▸ Requirements: Repeat each line of the material exactly.

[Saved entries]
•••••

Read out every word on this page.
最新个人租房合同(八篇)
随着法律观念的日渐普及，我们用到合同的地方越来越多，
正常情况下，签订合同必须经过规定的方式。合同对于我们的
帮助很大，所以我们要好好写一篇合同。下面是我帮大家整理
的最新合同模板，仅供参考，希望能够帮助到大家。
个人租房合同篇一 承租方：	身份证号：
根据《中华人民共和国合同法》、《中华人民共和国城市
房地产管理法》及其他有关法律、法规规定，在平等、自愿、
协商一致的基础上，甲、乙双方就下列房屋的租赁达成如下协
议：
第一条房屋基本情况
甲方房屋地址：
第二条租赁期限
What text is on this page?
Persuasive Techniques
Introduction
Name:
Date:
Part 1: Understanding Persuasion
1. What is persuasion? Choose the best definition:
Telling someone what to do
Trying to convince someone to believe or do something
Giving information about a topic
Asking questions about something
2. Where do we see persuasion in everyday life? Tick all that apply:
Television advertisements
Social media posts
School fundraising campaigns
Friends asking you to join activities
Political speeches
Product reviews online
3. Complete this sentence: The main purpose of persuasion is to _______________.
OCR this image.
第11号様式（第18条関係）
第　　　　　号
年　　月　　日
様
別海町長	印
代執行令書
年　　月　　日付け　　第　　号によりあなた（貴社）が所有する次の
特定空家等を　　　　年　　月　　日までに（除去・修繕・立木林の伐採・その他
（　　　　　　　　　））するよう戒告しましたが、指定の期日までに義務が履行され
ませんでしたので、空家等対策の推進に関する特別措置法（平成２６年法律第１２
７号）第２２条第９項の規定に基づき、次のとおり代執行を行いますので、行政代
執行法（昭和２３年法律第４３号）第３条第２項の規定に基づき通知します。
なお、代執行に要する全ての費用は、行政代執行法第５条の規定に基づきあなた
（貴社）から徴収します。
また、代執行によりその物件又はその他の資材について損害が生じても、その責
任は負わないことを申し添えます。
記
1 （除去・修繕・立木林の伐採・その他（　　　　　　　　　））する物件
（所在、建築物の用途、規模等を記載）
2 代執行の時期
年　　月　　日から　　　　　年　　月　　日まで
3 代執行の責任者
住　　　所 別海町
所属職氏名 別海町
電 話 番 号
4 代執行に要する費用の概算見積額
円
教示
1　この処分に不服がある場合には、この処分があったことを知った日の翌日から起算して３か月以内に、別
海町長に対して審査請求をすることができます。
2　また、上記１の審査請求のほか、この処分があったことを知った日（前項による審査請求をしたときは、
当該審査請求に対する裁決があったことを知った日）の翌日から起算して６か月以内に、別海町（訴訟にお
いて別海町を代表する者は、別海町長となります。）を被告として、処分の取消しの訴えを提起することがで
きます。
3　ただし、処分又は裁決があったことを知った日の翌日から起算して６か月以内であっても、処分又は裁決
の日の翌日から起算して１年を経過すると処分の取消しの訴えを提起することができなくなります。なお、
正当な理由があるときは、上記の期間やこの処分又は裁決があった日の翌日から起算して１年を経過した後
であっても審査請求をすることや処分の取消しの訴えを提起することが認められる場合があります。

•••••

▸ Response to this exercise:
Read out every word on this page.
最新个人租房合同(八篇)
随着法律观念的日渐普及，我们用到合同的地方越来越多，
正常情况下，签订合同必须经过规定的方式。合同对于我们的
帮助很大，所以我们要好好写一篇合同。下面是我帮大家整理
的最新合同模板，仅供参考，希望能够帮助到大家。
个人租房合同篇一 承租方：	身份证号：
根据《中华人民共和国合同法》、《中华人民共和国城市
房地产管理法》及其他有关法律、法规规定，在平等、自愿、
协商一致的基础上，甲、乙双方就下列房屋的租赁达成如下协
议：
第一条房屋基本情况
甲方房屋地址：
第二条租赁期限
What text is on this page?
Persuasive Techniques
Introduction
Name:
Date:
Part 1: Understanding Persuasion
1. What is persuasion? Choose the best definition:
Telling someone what to do
Trying to convince someone to believe or do something
Giving information about a topic
Asking questions about something
2. Where do we see persuasion in everyday life? Tick all that apply:
Television advertisements
Social media posts
School fundraising campaigns
Friends asking you to join activities
Political speeches
Product reviews online
3. Complete this sentence: The main purpose of persuasion is to _______________.
OCR this image.
第11号様式（第18条関係）
第　　　　　号
年　　月　　日
様
別海町長	印
代執行令書
年　　月　　日付け　　第　　号によりあなた（貴社）が所有する次の
特定空家等を　　　　年　　月　　日までに（除去・修繕・立木林の伐採・その他
（　　　　　　　　　））するよう戒告しましたが、指定の期日までに義務が履行され
ませんでしたので、空家等対策の推進に関する特別措置法（平成２６年法律第１２
７号）第２２条第９項の規定に基づき、次のとおり代執行を行いますので、行政代
執行法（昭和２３年法律第４３号）第３条第２項の規定に基づき通知します。
なお、代執行に要する全ての費用は、行政代執行法第５条の規定に基づきあなた
（貴社）から徴収します。
また、代執行によりその物件又はその他の資材について損害が生じても、その責
任は負わないことを申し添えます。
記
1 （除去・修繕・立木林の伐採・その他（　　　　　　　　　））する物件
（所在、建築物の用途、規模等を記載）
2 代執行の時期
年　　月　　日から　　　　　年　　月　　日まで
3 代執行の責任者
住　　　所 別海町
所属職氏名 別海町
電 話 番 号
4 代執行に要する費用の概算見積額
円
教示
1　この処分に不服がある場合には、この処分があったことを知った日の翌日から起算して３か月以内に、別
海町長に対して審査請求をすることができます。
2　また、上記１の審査請求のほか、この処分があったことを知った日（前項による審査請求をしたときは、
当該審査請求に対する裁決があったことを知った日）の翌日から起算して６か月以内に、別海町（訴訟にお
いて別海町を代表する者は、別海町長となります。）を被告として、処分の取消しの訴えを提起することがで
きます。
3　ただし、処分又は裁決があったことを知った日の翌日から起算して６か月以内であっても、処分又は裁決
の日の翌日から起算して１年を経過すると処分の取消しの訴えを提起することができなくなります。なお、
正当な理由があるときは、上記の期間やこの処分又は裁決があった日の翌日から起算して１年を経過した後
であっても審査請求をすることや処分の取消しの訴えを提起することが認められる場合があります。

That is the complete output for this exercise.